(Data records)
• • • • •

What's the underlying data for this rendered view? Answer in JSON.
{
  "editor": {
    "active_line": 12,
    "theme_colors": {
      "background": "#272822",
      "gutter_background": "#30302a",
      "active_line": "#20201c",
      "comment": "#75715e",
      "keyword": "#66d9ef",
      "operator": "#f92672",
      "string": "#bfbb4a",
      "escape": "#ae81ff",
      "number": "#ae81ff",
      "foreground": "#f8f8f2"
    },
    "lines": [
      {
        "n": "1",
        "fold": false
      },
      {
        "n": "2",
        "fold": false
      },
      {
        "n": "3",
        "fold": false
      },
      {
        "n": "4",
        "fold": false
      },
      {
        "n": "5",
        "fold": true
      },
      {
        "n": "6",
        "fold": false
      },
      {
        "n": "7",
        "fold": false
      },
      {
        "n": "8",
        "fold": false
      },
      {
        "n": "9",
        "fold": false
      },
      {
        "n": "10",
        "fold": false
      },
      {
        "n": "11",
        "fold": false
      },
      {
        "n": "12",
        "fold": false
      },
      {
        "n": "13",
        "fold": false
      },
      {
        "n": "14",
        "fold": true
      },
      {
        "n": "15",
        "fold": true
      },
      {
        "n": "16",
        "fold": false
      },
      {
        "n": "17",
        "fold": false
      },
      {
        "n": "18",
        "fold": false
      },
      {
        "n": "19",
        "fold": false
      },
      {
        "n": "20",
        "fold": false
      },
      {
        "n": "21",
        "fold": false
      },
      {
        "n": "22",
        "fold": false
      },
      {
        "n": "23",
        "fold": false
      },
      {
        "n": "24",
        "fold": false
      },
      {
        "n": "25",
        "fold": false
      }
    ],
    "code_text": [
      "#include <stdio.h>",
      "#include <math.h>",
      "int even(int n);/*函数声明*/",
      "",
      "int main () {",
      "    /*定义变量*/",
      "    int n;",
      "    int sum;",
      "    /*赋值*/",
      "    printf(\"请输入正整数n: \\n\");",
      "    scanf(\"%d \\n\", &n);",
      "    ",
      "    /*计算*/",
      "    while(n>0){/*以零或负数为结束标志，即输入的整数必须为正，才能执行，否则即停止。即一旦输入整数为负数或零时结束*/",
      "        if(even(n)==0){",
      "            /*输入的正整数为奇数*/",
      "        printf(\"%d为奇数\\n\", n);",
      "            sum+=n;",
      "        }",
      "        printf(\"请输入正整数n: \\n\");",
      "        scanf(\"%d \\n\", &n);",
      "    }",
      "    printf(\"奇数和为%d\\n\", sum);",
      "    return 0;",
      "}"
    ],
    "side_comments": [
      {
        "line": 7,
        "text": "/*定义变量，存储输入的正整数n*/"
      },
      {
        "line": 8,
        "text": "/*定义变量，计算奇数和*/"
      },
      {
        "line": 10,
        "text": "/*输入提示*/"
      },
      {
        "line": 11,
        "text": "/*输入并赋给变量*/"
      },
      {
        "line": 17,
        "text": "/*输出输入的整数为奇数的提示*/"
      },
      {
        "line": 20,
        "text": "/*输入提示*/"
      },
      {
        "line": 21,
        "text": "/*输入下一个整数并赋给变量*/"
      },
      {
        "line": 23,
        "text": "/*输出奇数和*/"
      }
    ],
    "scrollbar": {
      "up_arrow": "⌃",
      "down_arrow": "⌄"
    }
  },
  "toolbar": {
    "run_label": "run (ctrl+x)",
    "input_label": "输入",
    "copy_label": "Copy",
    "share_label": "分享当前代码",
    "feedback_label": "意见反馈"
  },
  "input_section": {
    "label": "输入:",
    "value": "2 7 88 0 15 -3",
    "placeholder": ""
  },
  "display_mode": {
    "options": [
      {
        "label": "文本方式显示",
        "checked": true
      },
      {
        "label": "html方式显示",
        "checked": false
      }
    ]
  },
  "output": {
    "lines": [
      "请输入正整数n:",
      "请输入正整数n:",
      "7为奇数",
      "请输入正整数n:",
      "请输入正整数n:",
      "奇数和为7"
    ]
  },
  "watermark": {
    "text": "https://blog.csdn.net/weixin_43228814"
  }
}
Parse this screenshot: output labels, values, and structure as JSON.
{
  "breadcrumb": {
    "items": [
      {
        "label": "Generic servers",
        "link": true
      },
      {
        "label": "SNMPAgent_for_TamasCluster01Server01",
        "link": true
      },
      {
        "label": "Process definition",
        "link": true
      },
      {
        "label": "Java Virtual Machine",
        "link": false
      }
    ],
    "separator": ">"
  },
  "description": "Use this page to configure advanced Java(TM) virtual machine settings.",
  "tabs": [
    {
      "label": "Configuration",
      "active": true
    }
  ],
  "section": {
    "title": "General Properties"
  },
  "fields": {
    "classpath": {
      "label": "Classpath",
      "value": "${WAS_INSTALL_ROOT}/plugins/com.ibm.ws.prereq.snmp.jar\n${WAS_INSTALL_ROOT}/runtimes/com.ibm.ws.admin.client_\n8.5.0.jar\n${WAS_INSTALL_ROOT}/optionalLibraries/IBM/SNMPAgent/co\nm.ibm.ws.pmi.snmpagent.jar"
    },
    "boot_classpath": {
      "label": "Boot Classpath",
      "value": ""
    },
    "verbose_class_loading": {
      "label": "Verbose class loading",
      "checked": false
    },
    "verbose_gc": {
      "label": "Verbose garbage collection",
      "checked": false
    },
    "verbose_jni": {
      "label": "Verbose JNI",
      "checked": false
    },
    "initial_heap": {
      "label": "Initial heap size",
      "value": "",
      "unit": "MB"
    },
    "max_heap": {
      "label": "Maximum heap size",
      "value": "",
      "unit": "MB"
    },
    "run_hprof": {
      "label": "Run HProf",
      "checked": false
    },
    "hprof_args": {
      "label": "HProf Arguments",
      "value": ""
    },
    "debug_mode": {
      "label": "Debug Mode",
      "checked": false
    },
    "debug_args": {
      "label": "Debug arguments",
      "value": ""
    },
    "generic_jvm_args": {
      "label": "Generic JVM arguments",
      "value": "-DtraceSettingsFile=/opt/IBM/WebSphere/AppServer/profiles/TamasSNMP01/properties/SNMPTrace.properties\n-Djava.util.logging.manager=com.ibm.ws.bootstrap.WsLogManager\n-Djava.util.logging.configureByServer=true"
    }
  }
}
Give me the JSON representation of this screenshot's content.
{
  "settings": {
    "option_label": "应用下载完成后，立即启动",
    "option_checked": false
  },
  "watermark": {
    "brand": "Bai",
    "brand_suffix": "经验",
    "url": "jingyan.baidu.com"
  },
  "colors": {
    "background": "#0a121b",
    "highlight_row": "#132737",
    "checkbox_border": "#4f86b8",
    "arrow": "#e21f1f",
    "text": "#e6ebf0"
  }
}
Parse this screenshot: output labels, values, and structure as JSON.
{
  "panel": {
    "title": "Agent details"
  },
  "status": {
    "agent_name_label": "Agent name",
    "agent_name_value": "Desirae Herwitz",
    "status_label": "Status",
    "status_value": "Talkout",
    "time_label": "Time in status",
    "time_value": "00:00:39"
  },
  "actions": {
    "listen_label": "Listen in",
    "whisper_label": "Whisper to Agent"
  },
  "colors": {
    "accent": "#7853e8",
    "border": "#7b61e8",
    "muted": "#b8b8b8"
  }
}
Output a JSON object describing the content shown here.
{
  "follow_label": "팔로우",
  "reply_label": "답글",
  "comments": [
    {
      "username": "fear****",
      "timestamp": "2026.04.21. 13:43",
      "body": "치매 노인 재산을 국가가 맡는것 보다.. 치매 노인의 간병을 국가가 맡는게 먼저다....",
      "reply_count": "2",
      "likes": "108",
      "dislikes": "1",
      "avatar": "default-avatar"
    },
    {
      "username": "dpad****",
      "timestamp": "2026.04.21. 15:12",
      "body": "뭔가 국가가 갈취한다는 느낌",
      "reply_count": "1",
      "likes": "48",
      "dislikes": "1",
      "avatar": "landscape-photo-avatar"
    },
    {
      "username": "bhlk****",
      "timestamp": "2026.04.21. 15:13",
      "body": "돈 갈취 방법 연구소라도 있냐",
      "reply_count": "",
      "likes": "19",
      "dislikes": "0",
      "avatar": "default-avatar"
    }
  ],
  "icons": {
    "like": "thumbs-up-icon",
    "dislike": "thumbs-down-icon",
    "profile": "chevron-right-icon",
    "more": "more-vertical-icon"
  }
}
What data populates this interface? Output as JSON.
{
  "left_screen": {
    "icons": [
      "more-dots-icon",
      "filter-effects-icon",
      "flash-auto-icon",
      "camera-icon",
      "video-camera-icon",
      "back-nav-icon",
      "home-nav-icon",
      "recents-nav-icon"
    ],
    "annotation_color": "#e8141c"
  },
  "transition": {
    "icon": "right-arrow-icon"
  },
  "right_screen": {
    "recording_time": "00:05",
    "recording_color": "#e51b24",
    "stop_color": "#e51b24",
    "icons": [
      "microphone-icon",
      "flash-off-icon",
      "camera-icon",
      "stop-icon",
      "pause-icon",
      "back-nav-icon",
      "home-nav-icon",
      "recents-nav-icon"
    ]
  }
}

• • • • •

» What to work on
Copy every line of the records above that contains "timestamp".

» Written reply
      "timestamp": "2026.04.21. 13:43",
      "timestamp": "2026.04.21. 15:12",
      "timestamp": "2026.04.21. 15:13",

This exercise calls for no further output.